▶ STATED PROBLEM
Take the material and output all of it exactly.

Stored data
----

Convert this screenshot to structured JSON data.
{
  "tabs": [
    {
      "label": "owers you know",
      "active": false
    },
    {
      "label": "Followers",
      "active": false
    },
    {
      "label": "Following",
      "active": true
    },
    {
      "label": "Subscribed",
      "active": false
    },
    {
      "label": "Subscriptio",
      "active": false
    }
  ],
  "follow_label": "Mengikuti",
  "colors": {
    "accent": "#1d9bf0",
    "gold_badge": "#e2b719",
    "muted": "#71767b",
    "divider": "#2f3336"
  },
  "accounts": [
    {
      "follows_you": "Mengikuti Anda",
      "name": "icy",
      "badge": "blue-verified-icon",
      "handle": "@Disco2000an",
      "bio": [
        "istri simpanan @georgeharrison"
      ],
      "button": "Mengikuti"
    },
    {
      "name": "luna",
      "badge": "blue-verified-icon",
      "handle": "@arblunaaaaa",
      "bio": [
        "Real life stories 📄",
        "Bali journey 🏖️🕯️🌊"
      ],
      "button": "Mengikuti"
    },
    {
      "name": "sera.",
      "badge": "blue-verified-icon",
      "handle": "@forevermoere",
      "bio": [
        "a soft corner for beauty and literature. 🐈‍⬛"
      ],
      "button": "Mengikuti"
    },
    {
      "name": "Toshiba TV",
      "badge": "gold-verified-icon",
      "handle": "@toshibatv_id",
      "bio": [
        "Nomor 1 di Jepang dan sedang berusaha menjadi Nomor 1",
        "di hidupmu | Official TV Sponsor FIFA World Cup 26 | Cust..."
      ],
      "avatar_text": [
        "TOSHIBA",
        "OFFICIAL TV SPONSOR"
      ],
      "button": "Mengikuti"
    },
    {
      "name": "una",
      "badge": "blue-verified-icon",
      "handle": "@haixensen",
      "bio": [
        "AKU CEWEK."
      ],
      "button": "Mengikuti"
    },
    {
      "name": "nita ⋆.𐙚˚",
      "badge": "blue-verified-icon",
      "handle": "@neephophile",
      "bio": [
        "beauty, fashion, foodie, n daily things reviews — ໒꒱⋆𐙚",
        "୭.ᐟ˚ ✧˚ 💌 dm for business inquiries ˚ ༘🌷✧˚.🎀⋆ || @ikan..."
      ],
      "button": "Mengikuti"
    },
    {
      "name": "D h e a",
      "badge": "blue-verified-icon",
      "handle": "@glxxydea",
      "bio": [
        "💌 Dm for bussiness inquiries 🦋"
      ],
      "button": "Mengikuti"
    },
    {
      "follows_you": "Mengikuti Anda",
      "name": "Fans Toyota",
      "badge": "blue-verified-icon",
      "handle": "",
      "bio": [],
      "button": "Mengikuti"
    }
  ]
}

----

▶ THE ANSWER
Convert this screenshot to structured JSON data.
{
  "tabs": [
    {
      "label": "owers you know",
      "active": false
    },
    {
      "label": "Followers",
      "active": false
    },
    {
      "label": "Following",
      "active": true
    },
    {
      "label": "Subscribed",
      "active": false
    },
    {
      "label": "Subscriptio",
      "active": false
    }
  ],
  "follow_label": "Mengikuti",
  "colors": {
    "accent": "#1d9bf0",
    "gold_badge": "#e2b719",
    "muted": "#71767b",
    "divider": "#2f3336"
  },
  "accounts": [
    {
      "follows_you": "Mengikuti Anda",
      "name": "icy",
      "badge": "blue-verified-icon",
      "handle": "@Disco2000an",
      "bio": [
        "istri simpanan @georgeharrison"
      ],
      "button": "Mengikuti"
    },
    {
      "name": "luna",
      "badge": "blue-verified-icon",
      "handle": "@arblunaaaaa",
      "bio": [
        "Real life stories 📄",
        "Bali journey 🏖️🕯️🌊"
      ],
      "button": "Mengikuti"
    },
    {
      "name": "sera.",
      "badge": "blue-verified-icon",
      "handle": "@forevermoere",
      "bio": [
        "a soft corner for beauty and literature. 🐈‍⬛"
      ],
      "button": "Mengikuti"
    },
    {
      "name": "Toshiba TV",
      "badge": "gold-verified-icon",
      "handle": "@toshibatv_id",
      "bio": [
        "Nomor 1 di Jepang dan sedang berusaha menjadi Nomor 1",
        "di hidupmu | Official TV Sponsor FIFA World Cup 26 | Cust..."
      ],
      "avatar_text": [
        "TOSHIBA",
        "OFFICIAL TV SPONSOR"
      ],
      "button": "Mengikuti"
    },
    {
      "name": "una",
      "badge": "blue-verified-icon",
      "handle": "@haixensen",
      "bio": [
        "AKU CEWEK."
      ],
      "button": "Mengikuti"
    },
    {
      "name": "nita ⋆.𐙚˚",
      "badge": "blue-verified-icon",
      "handle": "@neephophile",
      "bio": [
        "beauty, fashion, foodie, n daily things reviews — ໒꒱⋆𐙚",
        "୭.ᐟ˚ ✧˚ 💌 dm for business inquiries ˚ ༘🌷✧˚.🎀⋆ || @ikan..."
      ],
      "button": "Mengikuti"
    },
    {
      "name": "D h e a",
      "badge": "blue-verified-icon",
      "handle": "@glxxydea",
      "bio": [
        "💌 Dm for bussiness inquiries 🦋"
      ],
      "button": "Mengikuti"
    },
    {
      "follows_you": "Mengikuti Anda",
      "name": "Fans Toyota",
      "badge": "blue-verified-icon",
      "handle": "",
      "bio": [],
      "button": "Mengikuti"
    }
  ]
}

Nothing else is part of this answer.